Records excerpted from a collection
________
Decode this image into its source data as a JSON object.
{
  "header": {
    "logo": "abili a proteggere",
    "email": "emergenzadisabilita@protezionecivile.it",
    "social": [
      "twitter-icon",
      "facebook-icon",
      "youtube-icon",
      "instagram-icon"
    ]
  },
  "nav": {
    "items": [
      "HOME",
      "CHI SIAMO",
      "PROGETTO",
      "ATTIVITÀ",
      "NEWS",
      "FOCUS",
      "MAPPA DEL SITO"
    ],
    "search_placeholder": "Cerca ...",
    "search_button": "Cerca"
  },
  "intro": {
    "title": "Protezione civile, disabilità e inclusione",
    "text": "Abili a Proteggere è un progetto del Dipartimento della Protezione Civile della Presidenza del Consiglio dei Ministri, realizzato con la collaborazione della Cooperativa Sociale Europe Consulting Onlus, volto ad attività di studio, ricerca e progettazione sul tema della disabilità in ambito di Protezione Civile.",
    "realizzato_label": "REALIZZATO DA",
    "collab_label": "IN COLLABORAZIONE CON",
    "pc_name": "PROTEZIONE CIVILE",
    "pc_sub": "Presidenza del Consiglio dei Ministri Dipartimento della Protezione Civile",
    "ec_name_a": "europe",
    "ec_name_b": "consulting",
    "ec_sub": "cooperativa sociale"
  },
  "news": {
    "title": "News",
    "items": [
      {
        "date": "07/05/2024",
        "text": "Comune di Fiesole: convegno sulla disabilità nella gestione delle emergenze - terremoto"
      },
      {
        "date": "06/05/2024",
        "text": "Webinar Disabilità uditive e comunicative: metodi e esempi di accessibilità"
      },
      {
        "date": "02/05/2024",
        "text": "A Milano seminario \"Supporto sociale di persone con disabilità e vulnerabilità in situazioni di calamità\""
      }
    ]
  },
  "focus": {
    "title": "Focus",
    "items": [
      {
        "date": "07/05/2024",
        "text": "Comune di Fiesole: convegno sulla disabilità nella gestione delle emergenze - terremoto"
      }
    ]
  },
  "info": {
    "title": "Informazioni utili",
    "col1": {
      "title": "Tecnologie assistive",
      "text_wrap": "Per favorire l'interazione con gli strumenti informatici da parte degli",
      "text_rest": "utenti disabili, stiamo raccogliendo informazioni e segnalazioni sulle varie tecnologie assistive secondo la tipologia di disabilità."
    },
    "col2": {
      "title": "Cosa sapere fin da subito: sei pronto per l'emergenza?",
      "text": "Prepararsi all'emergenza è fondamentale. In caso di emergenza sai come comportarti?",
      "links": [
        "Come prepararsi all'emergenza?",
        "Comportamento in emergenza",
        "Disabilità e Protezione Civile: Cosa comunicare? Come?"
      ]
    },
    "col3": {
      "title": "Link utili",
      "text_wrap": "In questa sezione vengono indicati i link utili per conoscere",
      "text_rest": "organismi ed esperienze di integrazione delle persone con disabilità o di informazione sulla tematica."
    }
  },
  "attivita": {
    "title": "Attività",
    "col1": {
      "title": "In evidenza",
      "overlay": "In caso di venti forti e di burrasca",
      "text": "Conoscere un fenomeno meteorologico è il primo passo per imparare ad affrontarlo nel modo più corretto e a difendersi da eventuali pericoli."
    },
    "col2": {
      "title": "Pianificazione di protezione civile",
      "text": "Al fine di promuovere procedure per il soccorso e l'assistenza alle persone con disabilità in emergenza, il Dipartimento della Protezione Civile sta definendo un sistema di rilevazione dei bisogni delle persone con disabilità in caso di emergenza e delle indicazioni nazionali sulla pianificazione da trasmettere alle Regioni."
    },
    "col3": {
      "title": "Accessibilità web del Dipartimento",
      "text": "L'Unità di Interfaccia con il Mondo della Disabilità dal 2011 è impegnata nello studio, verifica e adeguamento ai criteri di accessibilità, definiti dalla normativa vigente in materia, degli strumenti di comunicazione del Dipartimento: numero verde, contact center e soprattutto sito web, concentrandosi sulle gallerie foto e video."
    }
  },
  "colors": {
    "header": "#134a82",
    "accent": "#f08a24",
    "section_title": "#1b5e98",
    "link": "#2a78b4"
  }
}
________
Directive:
Go through the records above and retype each one exactly.

Solution to this problem:
Decode this image into its source data as a JSON object.
{
  "header": {
    "logo": "abili a proteggere",
    "email": "emergenzadisabilita@protezionecivile.it",
    "social": [
      "twitter-icon",
      "facebook-icon",
      "youtube-icon",
      "instagram-icon"
    ]
  },
  "nav": {
    "items": [
      "HOME",
      "CHI SIAMO",
      "PROGETTO",
      "ATTIVITÀ",
      "NEWS",
      "FOCUS",
      "MAPPA DEL SITO"
    ],
    "search_placeholder": "Cerca ...",
    "search_button": "Cerca"
  },
  "intro": {
    "title": "Protezione civile, disabilità e inclusione",
    "text": "Abili a Proteggere è un progetto del Dipartimento della Protezione Civile della Presidenza del Consiglio dei Ministri, realizzato con la collaborazione della Cooperativa Sociale Europe Consulting Onlus, volto ad attività di studio, ricerca e progettazione sul tema della disabilità in ambito di Protezione Civile.",
    "realizzato_label": "REALIZZATO DA",
    "collab_label": "IN COLLABORAZIONE CON",
    "pc_name": "PROTEZIONE CIVILE",
    "pc_sub": "Presidenza del Consiglio dei Ministri Dipartimento della Protezione Civile",
    "ec_name_a": "europe",
    "ec_name_b": "consulting",
    "ec_sub": "cooperativa sociale"
  },
  "news": {
    "title": "News",
    "items": [
      {
        "date": "07/05/2024",
        "text": "Comune di Fiesole: convegno sulla disabilità nella gestione delle emergenze - terremoto"
      },
      {
        "date": "06/05/2024",
        "text": "Webinar Disabilità uditive e comunicative: metodi e esempi di accessibilità"
      },
      {
        "date": "02/05/2024",
        "text": "A Milano seminario \"Supporto sociale di persone con disabilità e vulnerabilità in situazioni di calamità\""
      }
    ]
  },
  "focus": {
    "title": "Focus",
    "items": [
      {
        "date": "07/05/2024",
        "text": "Comune di Fiesole: convegno sulla disabilità nella gestione delle emergenze - terremoto"
      }
    ]
  },
  "info": {
    "title": "Informazioni utili",
    "col1": {
      "title": "Tecnologie assistive",
      "text_wrap": "Per favorire l'interazione con gli strumenti informatici da parte degli",
      "text_rest": "utenti disabili, stiamo raccogliendo informazioni e segnalazioni sulle varie tecnologie assistive secondo la tipologia di disabilità."
    },
    "col2": {
      "title": "Cosa sapere fin da subito: sei pronto per l'emergenza?",
      "text": "Prepararsi all'emergenza è fondamentale. In caso di emergenza sai come comportarti?",
      "links": [
        "Come prepararsi all'emergenza?",
        "Comportamento in emergenza",
        "Disabilità e Protezione Civile: Cosa comunicare? Come?"
      ]
    },
    "col3": {
      "title": "Link utili",
      "text_wrap": "In questa sezione vengono indicati i link utili per conoscere",
      "text_rest": "organismi ed esperienze di integrazione delle persone con disabilità o di informazione sulla tematica."
    }
  },
  "attivita": {
    "title": "Attività",
    "col1": {
      "title": "In evidenza",
      "overlay": "In caso di venti forti e di burrasca",
      "text": "Conoscere un fenomeno meteorologico è il primo passo per imparare ad affrontarlo nel modo più corretto e a difendersi da eventuali pericoli."
    },
    "col2": {
      "title": "Pianificazione di protezione civile",
      "text": "Al fine di promuovere procedure per il soccorso e l'assistenza alle persone con disabilità in emergenza, il Dipartimento della Protezione Civile sta definendo un sistema di rilevazione dei bisogni delle persone con disabilità in caso di emergenza e delle indicazioni nazionali sulla pianificazione da trasmettere alle Regioni."
    },
    "col3": {
      "title": "Accessibilità web del Dipartimento",
      "text": "L'Unità di Interfaccia con il Mondo della Disabilità dal 2011 è impegnata nello studio, verifica e adeguamento ai criteri di accessibilità, definiti dalla normativa vigente in materia, degli strumenti di comunicazione del Dipartimento: numero verde, contact center e soprattutto sito web, concentrandosi sulle gallerie foto e video."
    }
  },
  "colors": {
    "header": "#134a82",
    "accent": "#f08a24",
    "section_title": "#1b5e98",
    "link": "#2a78b4"
  }
}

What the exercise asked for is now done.